■ What you have to do
From the listing below, return each line that includes "come".

** begin Raw data **

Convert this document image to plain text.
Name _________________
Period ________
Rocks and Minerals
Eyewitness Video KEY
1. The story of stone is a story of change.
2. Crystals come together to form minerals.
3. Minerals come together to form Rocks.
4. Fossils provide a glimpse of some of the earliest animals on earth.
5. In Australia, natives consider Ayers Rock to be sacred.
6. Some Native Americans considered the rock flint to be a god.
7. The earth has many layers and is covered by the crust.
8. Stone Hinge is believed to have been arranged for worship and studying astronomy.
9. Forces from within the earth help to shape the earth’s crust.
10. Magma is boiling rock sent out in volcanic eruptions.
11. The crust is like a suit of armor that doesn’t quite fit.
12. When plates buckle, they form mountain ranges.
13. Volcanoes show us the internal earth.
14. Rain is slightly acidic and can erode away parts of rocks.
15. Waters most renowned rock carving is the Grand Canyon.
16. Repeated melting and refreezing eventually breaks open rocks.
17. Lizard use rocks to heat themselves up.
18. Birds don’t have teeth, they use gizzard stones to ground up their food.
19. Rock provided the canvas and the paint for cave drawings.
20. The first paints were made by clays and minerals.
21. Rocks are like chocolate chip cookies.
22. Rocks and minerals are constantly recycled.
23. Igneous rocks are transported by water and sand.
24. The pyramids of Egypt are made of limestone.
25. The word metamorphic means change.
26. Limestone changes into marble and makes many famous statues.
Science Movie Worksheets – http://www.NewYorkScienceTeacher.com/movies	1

** end Raw data **

■ The solution
2. Crystals come together to form minerals.
3. Minerals come together to form Rocks.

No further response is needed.